(Stored items)
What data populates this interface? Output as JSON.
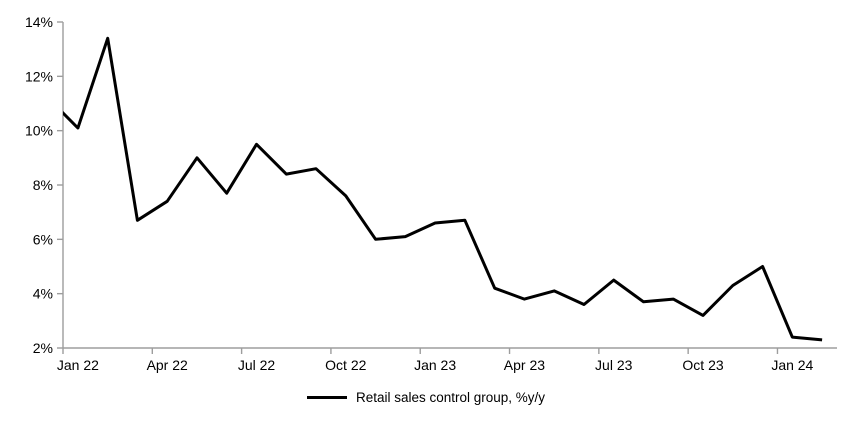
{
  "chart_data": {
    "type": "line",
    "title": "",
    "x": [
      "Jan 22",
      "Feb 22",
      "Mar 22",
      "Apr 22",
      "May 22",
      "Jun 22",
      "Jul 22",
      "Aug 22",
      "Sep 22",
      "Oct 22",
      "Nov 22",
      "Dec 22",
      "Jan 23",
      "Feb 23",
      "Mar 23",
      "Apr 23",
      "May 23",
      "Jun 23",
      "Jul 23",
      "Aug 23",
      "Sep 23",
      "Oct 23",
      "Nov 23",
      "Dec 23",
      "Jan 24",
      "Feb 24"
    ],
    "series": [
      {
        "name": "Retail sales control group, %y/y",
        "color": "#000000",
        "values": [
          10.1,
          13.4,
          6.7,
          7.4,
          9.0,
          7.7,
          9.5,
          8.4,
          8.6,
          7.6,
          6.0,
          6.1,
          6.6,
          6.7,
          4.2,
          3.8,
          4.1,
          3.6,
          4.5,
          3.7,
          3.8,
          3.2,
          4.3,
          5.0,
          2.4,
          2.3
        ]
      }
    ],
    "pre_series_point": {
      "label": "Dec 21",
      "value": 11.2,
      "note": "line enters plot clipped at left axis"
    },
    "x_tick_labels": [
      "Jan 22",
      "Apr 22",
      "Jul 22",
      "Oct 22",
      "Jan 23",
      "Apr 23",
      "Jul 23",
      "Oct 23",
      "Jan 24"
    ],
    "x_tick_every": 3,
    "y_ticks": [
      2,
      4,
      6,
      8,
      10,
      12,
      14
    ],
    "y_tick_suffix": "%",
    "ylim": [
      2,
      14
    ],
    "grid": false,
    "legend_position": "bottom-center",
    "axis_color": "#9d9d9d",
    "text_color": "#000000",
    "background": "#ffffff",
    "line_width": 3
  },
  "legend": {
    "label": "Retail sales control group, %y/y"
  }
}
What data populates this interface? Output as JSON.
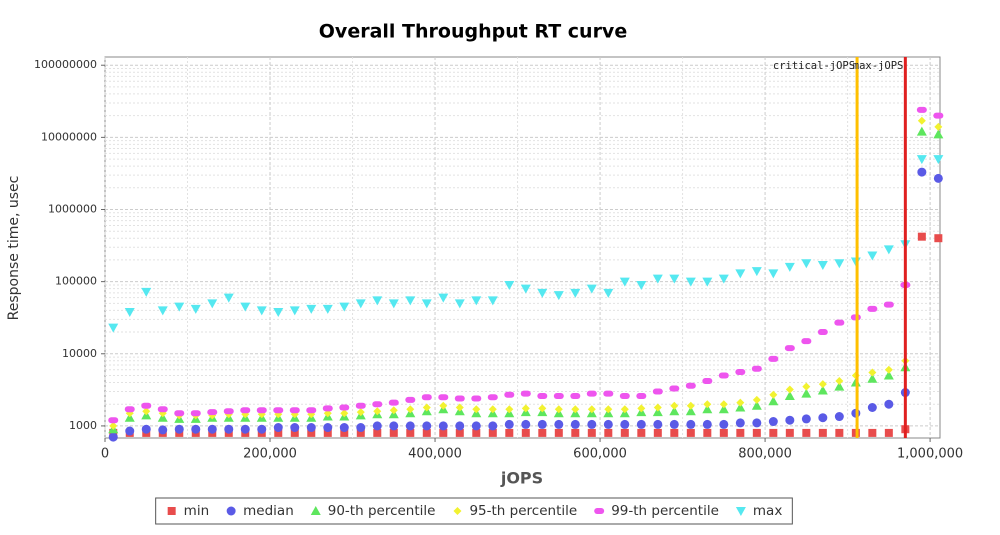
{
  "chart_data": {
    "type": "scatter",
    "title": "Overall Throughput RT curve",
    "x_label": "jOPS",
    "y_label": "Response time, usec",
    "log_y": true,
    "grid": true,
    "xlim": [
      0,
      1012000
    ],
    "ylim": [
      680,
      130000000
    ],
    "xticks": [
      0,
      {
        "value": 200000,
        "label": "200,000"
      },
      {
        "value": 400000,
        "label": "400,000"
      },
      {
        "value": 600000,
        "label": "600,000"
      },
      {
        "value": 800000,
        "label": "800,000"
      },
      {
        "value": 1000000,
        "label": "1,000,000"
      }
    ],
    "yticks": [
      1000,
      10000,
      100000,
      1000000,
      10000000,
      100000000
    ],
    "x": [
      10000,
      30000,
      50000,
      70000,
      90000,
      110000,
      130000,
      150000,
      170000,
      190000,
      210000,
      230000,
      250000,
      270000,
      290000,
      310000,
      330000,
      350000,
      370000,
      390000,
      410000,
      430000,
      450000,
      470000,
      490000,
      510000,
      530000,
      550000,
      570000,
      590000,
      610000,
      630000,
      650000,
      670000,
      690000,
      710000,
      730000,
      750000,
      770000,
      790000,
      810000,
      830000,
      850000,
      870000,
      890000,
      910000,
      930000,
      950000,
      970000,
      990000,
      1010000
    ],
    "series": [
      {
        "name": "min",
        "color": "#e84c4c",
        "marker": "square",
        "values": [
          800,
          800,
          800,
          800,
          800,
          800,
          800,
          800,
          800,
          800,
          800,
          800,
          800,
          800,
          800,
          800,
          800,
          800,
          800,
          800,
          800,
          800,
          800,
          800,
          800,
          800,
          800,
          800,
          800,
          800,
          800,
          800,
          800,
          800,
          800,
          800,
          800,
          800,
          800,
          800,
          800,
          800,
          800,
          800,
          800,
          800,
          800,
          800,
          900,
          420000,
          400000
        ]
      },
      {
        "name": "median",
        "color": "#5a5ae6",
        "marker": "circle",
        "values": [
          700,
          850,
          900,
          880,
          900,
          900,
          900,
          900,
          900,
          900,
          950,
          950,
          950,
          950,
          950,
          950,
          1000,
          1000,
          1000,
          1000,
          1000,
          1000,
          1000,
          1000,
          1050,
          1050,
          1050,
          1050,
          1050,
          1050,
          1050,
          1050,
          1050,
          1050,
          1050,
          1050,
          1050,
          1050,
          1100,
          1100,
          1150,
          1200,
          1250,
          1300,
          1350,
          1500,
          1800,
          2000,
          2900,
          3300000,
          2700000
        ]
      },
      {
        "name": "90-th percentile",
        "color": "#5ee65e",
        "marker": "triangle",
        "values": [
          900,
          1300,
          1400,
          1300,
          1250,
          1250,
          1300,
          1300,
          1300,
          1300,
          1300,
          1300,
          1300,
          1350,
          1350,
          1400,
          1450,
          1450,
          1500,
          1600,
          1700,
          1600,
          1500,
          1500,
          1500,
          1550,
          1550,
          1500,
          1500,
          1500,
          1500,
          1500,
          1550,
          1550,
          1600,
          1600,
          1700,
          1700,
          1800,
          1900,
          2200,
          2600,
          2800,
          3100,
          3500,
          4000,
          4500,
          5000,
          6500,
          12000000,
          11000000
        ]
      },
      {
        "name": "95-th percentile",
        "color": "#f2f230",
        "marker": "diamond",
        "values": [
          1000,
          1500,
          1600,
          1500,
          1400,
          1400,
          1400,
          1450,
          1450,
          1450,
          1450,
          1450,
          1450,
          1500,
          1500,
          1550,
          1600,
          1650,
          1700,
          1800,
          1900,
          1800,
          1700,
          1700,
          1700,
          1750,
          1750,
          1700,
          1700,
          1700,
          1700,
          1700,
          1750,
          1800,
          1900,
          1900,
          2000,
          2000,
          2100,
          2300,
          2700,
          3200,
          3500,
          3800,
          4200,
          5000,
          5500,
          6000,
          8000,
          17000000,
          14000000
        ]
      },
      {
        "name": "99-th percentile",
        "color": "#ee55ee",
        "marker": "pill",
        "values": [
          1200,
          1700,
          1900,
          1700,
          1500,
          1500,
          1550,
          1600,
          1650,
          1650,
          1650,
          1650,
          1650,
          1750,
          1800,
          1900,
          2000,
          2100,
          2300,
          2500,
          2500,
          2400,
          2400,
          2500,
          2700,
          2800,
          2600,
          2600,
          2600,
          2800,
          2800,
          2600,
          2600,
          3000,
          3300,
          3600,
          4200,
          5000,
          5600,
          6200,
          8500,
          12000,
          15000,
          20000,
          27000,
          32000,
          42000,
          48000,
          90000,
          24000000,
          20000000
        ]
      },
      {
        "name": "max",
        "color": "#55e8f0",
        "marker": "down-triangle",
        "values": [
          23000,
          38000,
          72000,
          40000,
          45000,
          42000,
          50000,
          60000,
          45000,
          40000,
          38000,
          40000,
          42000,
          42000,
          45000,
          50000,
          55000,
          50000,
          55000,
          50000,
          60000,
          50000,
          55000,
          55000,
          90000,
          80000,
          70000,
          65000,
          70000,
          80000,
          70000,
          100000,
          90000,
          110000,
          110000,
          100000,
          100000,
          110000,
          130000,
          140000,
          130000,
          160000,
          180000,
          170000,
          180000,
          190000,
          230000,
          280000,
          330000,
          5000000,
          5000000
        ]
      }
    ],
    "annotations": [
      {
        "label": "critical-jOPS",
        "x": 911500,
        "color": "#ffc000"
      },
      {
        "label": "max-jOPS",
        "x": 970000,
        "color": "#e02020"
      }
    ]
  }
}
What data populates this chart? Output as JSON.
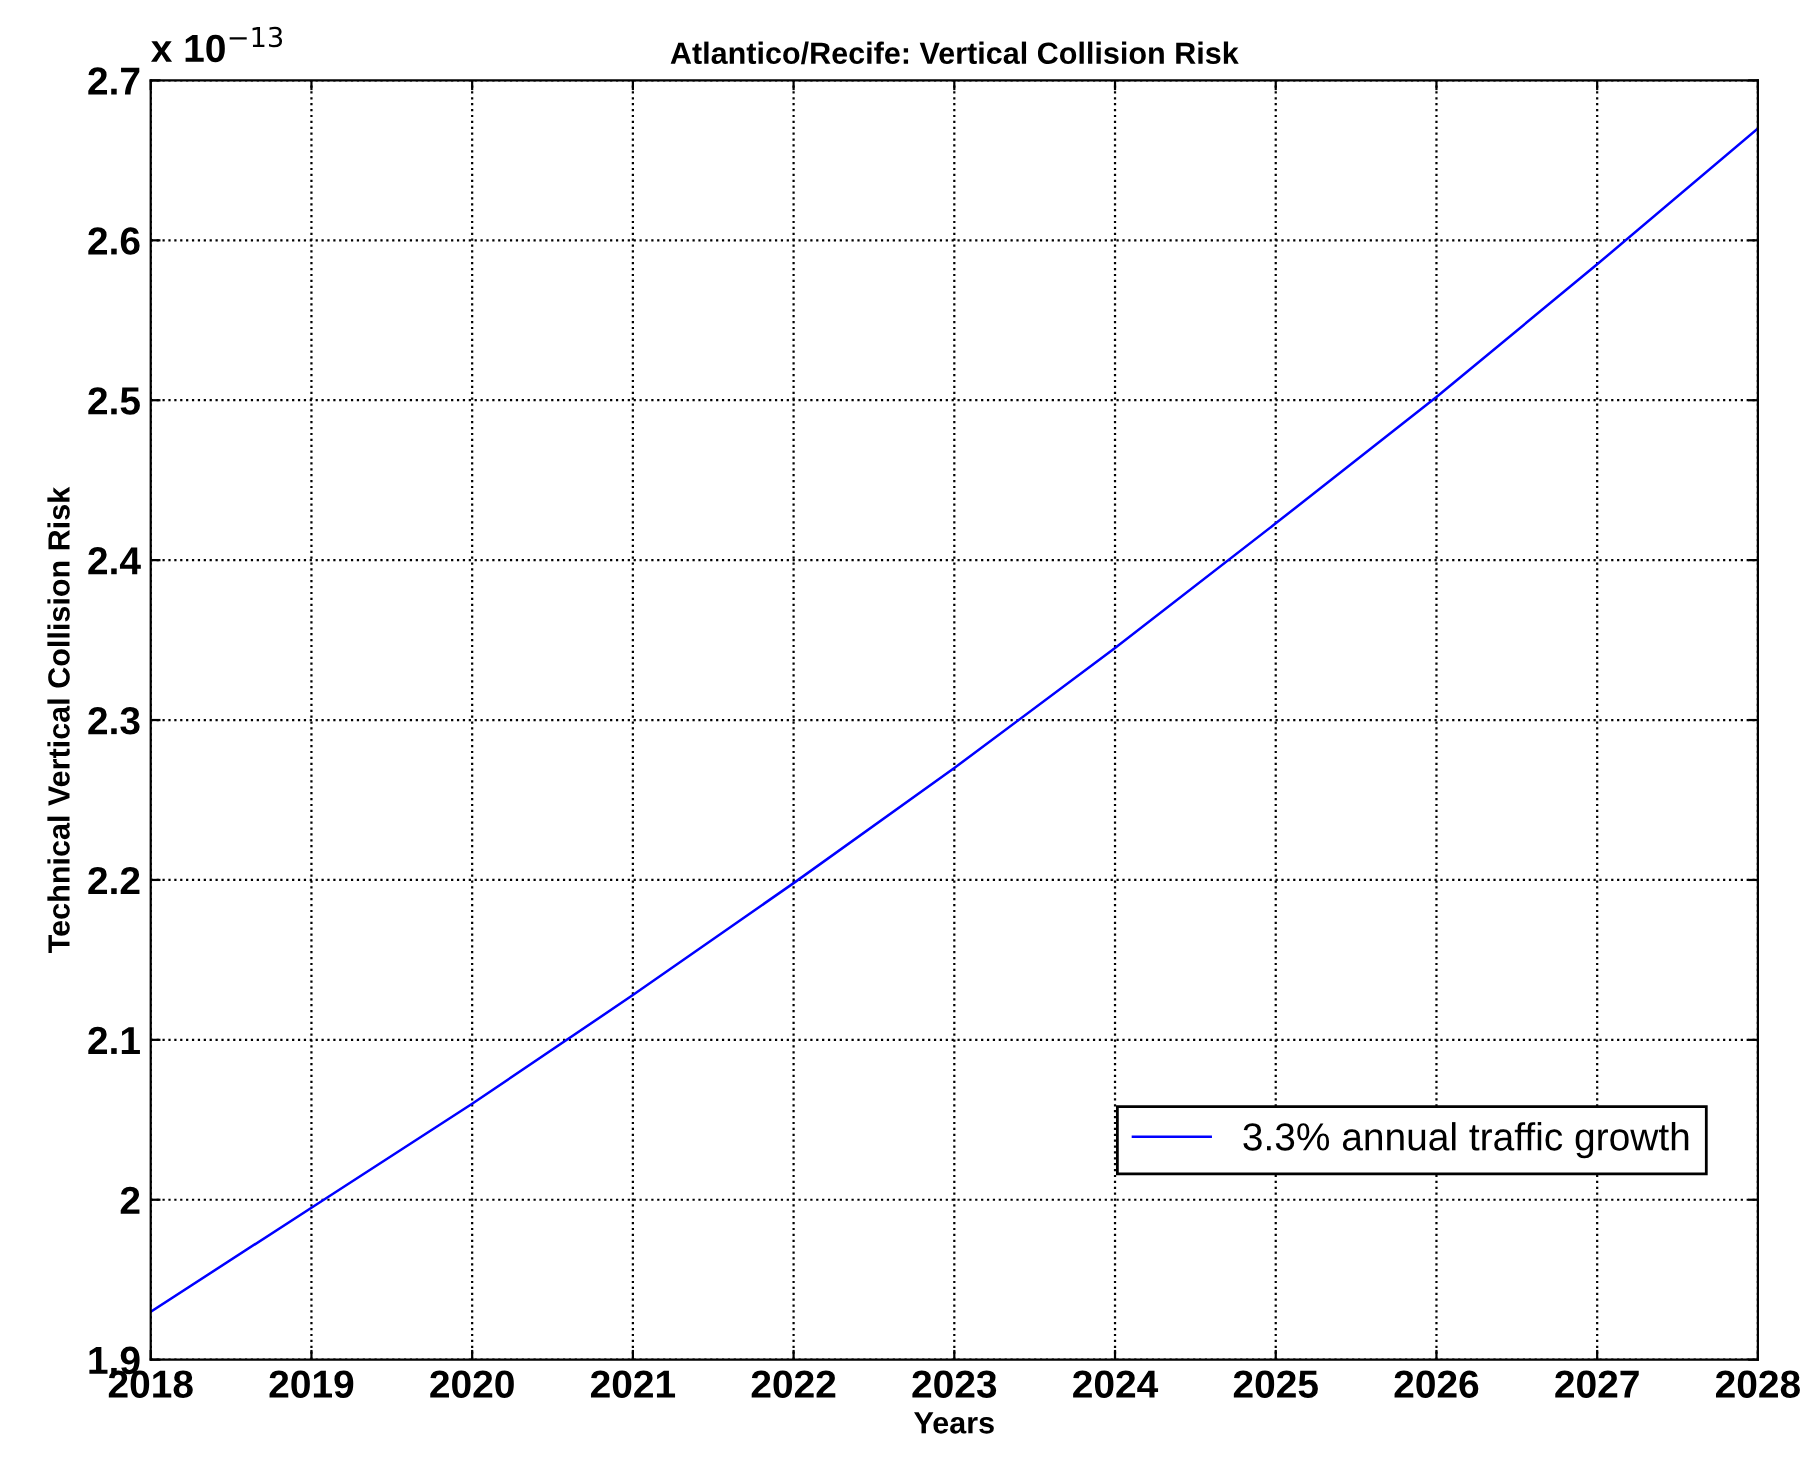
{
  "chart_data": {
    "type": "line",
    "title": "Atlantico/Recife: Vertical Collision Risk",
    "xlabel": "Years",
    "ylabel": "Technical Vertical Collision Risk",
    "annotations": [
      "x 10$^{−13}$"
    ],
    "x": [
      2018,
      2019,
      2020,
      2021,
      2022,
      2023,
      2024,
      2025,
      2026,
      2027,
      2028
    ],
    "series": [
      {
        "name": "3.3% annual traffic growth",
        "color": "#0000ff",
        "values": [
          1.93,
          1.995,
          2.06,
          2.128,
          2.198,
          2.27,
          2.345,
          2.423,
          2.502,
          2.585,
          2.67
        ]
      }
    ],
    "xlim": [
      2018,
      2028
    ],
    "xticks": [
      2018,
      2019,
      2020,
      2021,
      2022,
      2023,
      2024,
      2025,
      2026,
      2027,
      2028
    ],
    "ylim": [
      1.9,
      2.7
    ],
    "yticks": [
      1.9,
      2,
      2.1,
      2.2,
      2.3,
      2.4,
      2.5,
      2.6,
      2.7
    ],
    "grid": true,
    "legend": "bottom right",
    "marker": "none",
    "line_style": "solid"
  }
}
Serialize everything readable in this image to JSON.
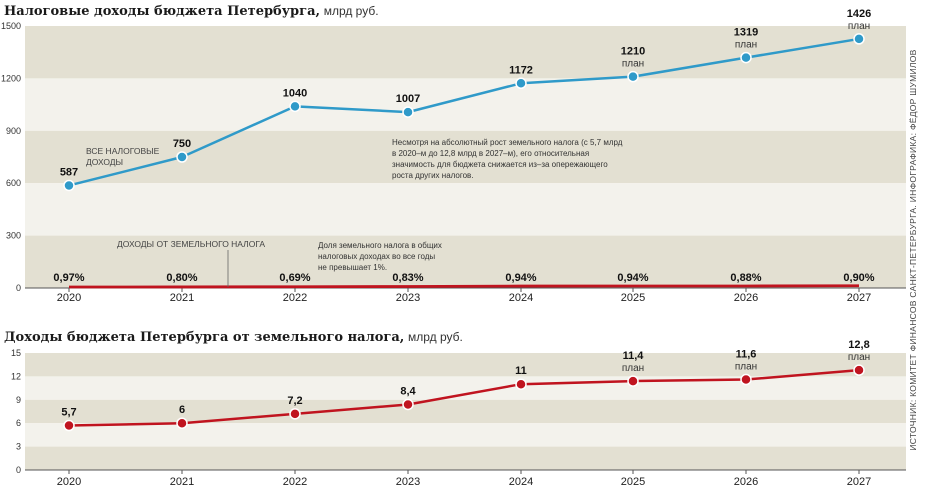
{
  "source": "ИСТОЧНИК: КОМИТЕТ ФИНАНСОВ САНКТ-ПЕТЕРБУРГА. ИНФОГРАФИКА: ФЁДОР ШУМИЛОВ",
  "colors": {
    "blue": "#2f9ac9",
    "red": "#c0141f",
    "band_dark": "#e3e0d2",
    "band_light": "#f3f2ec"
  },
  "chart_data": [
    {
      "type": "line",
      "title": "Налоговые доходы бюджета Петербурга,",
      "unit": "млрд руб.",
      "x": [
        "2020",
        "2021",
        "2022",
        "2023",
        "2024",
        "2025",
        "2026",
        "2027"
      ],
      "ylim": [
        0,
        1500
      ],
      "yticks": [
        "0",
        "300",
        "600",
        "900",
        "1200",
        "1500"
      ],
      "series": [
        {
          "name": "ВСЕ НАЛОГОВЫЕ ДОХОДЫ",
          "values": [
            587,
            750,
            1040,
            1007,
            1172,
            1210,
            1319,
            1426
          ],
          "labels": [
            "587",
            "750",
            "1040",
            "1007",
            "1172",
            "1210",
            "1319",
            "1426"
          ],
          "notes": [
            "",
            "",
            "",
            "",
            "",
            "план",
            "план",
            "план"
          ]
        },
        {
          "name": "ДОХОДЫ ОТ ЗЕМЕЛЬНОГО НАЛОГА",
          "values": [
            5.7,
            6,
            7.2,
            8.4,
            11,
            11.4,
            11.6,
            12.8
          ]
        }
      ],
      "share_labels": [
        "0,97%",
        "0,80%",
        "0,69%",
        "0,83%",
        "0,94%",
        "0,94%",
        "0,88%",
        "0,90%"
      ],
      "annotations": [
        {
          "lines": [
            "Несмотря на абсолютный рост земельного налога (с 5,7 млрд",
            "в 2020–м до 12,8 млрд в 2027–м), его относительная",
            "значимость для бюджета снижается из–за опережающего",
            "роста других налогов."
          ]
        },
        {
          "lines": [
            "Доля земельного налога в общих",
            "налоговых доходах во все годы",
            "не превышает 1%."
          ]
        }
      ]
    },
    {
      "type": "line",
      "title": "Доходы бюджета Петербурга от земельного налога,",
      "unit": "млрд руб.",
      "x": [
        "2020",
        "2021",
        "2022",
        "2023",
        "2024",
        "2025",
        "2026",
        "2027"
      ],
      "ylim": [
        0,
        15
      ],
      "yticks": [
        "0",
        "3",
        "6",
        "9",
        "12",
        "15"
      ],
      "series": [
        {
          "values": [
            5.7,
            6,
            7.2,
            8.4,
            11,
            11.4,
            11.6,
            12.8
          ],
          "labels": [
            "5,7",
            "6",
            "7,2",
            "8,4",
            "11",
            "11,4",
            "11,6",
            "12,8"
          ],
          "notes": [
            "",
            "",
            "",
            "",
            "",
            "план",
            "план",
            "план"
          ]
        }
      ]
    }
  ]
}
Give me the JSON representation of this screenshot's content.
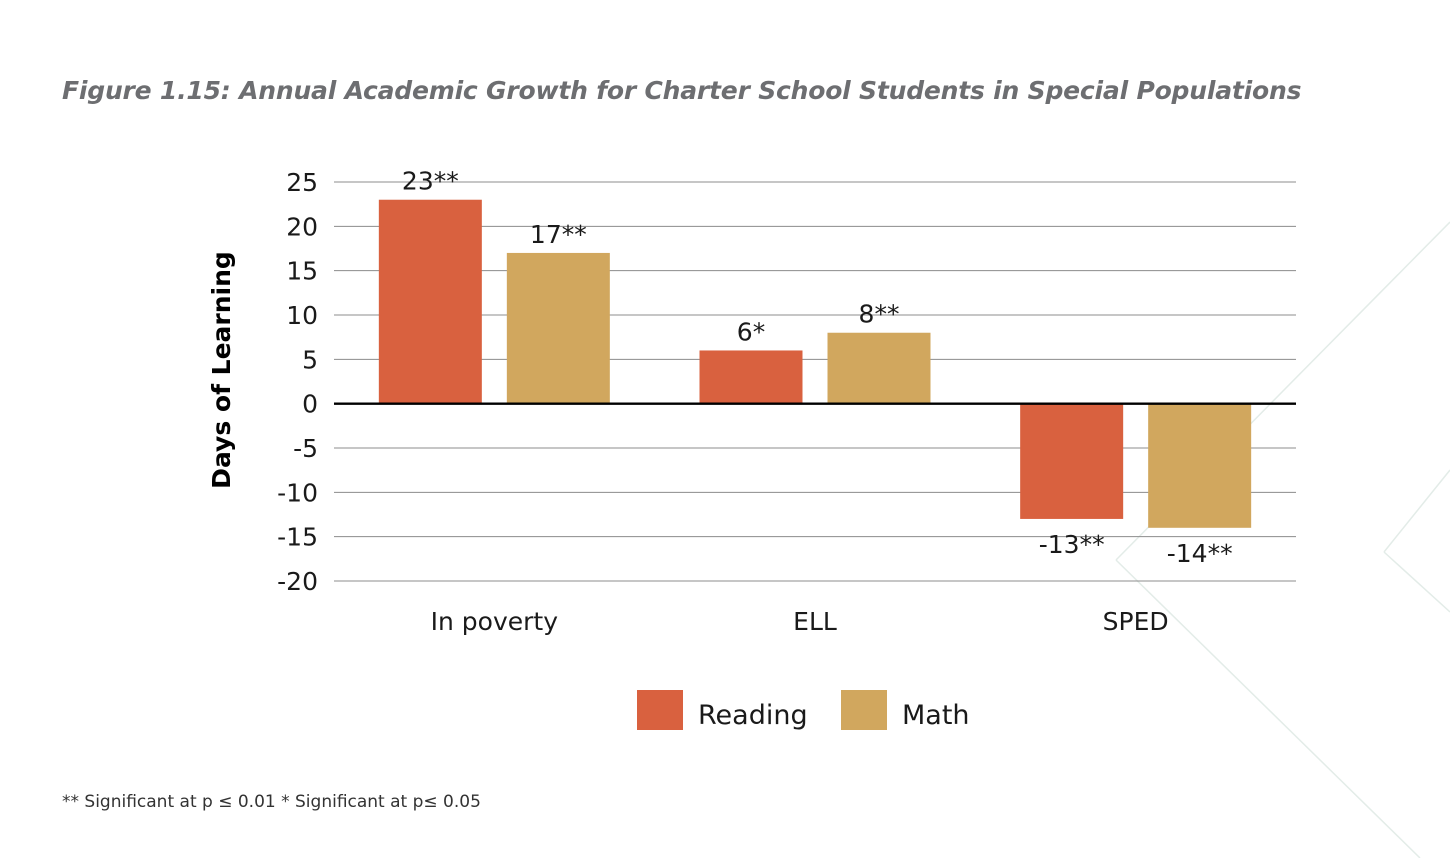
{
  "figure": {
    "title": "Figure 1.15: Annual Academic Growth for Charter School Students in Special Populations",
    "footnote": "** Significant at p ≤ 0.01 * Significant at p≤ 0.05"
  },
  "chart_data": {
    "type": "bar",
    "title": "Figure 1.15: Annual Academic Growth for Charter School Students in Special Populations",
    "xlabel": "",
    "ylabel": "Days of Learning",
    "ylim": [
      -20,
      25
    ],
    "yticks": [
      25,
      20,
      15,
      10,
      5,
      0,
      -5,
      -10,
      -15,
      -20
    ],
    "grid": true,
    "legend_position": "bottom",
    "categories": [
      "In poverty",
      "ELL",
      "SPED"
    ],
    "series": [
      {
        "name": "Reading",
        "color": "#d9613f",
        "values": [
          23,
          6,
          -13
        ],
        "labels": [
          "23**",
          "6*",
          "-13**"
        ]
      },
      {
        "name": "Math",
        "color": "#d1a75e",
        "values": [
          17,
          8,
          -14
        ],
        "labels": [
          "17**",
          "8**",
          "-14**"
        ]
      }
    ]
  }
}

WRITTEN INSTRUCTION -
Show the lines of the material that contain the word "млрд".

TASK RESPONSE -
      "unit": "млрд руб.",
            "Несмотря на абсолютный рост земельного налога (с 5,7 млрд",
            "в 2020–м до 12,8 млрд в 2027–м), его относительная",
      "unit": "млрд руб.",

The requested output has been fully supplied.